What is asked
Could you output each line of the data that follows exactly?

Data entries

* * * *

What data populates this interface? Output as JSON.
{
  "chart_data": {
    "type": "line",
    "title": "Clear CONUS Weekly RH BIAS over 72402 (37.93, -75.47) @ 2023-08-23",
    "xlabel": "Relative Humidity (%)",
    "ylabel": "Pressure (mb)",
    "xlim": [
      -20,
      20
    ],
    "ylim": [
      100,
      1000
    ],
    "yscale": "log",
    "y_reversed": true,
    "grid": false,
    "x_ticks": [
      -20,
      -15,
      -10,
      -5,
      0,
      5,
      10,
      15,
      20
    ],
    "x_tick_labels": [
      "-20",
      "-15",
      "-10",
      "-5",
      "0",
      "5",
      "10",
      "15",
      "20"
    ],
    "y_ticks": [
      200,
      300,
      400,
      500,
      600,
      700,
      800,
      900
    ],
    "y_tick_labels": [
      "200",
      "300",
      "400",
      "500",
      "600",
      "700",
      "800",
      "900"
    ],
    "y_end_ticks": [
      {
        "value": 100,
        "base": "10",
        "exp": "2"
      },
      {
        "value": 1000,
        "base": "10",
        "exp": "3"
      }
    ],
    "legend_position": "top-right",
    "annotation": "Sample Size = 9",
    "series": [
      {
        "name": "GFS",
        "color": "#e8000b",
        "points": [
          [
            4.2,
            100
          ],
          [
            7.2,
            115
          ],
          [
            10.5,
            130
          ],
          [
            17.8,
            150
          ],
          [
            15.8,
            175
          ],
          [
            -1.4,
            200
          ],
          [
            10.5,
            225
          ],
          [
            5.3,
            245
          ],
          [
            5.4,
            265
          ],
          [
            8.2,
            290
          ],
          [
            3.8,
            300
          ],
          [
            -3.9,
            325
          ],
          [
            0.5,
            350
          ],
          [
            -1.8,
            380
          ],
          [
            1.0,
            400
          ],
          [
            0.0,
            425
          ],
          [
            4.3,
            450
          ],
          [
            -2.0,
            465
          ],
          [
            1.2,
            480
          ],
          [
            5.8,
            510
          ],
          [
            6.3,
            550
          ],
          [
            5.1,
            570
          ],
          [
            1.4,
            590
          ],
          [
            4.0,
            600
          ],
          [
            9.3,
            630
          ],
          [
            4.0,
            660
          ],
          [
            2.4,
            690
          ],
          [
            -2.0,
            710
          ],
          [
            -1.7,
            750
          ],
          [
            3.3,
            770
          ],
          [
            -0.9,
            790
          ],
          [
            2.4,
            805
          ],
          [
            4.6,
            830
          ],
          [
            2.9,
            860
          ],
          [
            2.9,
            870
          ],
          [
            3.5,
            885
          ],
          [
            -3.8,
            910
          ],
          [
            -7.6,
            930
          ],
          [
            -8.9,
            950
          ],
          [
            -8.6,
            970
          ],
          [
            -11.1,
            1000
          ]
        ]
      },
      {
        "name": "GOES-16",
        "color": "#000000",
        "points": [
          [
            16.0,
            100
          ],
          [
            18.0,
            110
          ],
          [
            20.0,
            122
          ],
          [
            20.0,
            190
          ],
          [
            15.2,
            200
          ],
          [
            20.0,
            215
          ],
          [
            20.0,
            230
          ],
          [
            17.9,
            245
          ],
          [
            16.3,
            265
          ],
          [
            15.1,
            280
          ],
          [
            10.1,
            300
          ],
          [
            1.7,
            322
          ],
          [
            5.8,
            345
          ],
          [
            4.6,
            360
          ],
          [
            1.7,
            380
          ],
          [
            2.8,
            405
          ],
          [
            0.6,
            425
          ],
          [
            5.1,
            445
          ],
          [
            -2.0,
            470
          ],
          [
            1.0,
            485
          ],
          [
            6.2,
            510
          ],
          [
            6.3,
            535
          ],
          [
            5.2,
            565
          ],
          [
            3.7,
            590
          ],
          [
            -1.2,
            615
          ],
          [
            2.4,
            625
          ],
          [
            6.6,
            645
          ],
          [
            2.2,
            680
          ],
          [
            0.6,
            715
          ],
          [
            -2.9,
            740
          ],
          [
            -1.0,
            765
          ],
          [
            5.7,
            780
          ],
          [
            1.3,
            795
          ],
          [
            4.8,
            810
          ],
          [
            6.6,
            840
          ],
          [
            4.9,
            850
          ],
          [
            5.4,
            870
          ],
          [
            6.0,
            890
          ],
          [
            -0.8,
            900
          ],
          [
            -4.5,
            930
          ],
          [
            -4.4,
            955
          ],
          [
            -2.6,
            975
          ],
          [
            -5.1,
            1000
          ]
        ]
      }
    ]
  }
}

* * * *

Task result
What data populates this interface? Output as JSON.
{
  "chart_data": {
    "type": "line",
    "title": "Clear CONUS Weekly RH BIAS over 72402 (37.93, -75.47) @ 2023-08-23",
    "xlabel": "Relative Humidity (%)",
    "ylabel": "Pressure (mb)",
    "xlim": [
      -20,
      20
    ],
    "ylim": [
      100,
      1000
    ],
    "yscale": "log",
    "y_reversed": true,
    "grid": false,
    "x_ticks": [
      -20,
      -15,
      -10,
      -5,
      0,
      5,
      10,
      15,
      20
    ],
    "x_tick_labels": [
      "-20",
      "-15",
      "-10",
      "-5",
      "0",
      "5",
      "10",
      "15",
      "20"
    ],
    "y_ticks": [
      200,
      300,
      400,
      500,
      600,
      700,
      800,
      900
    ],
    "y_tick_labels": [
      "200",
      "300",
      "400",
      "500",
      "600",
      "700",
      "800",
      "900"
    ],
    "y_end_ticks": [
      {
        "value": 100,
        "base": "10",
        "exp": "2"
      },
      {
        "value": 1000,
        "base": "10",
        "exp": "3"
      }
    ],
    "legend_position": "top-right",
    "annotation": "Sample Size = 9",
    "series": [
      {
        "name": "GFS",
        "color": "#e8000b",
        "points": [
          [
            4.2,
            100
          ],
          [
            7.2,
            115
          ],
          [
            10.5,
            130
          ],
          [
            17.8,
            150
          ],
          [
            15.8,
            175
          ],
          [
            -1.4,
            200
          ],
          [
            10.5,
            225
          ],
          [
            5.3,
            245
          ],
          [
            5.4,
            265
          ],
          [
            8.2,
            290
          ],
          [
            3.8,
            300
          ],
          [
            -3.9,
            325
          ],
          [
            0.5,
            350
          ],
          [
            -1.8,
            380
          ],
          [
            1.0,
            400
          ],
          [
            0.0,
            425
          ],
          [
            4.3,
            450
          ],
          [
            -2.0,
            465
          ],
          [
            1.2,
            480
          ],
          [
            5.8,
            510
          ],
          [
            6.3,
            550
          ],
          [
            5.1,
            570
          ],
          [
            1.4,
            590
          ],
          [
            4.0,
            600
          ],
          [
            9.3,
            630
          ],
          [
            4.0,
            660
          ],
          [
            2.4,
            690
          ],
          [
            -2.0,
            710
          ],
          [
            -1.7,
            750
          ],
          [
            3.3,
            770
          ],
          [
            -0.9,
            790
          ],
          [
            2.4,
            805
          ],
          [
            4.6,
            830
          ],
          [
            2.9,
            860
          ],
          [
            2.9,
            870
          ],
          [
            3.5,
            885
          ],
          [
            -3.8,
            910
          ],
          [
            -7.6,
            930
          ],
          [
            -8.9,
            950
          ],
          [
            -8.6,
            970
          ],
          [
            -11.1,
            1000
          ]
        ]
      },
      {
        "name": "GOES-16",
        "color": "#000000",
        "points": [
          [
            16.0,
            100
          ],
          [
            18.0,
            110
          ],
          [
            20.0,
            122
          ],
          [
            20.0,
            190
          ],
          [
            15.2,
            200
          ],
          [
            20.0,
            215
          ],
          [
            20.0,
            230
          ],
          [
            17.9,
            245
          ],
          [
            16.3,
            265
          ],
          [
            15.1,
            280
          ],
          [
            10.1,
            300
          ],
          [
            1.7,
            322
          ],
          [
            5.8,
            345
          ],
          [
            4.6,
            360
          ],
          [
            1.7,
            380
          ],
          [
            2.8,
            405
          ],
          [
            0.6,
            425
          ],
          [
            5.1,
            445
          ],
          [
            -2.0,
            470
          ],
          [
            1.0,
            485
          ],
          [
            6.2,
            510
          ],
          [
            6.3,
            535
          ],
          [
            5.2,
            565
          ],
          [
            3.7,
            590
          ],
          [
            -1.2,
            615
          ],
          [
            2.4,
            625
          ],
          [
            6.6,
            645
          ],
          [
            2.2,
            680
          ],
          [
            0.6,
            715
          ],
          [
            -2.9,
            740
          ],
          [
            -1.0,
            765
          ],
          [
            5.7,
            780
          ],
          [
            1.3,
            795
          ],
          [
            4.8,
            810
          ],
          [
            6.6,
            840
          ],
          [
            4.9,
            850
          ],
          [
            5.4,
            870
          ],
          [
            6.0,
            890
          ],
          [
            -0.8,
            900
          ],
          [
            -4.5,
            930
          ],
          [
            -4.4,
            955
          ],
          [
            -2.6,
            975
          ],
          [
            -5.1,
            1000
          ]
        ]
      }
    ]
  }
}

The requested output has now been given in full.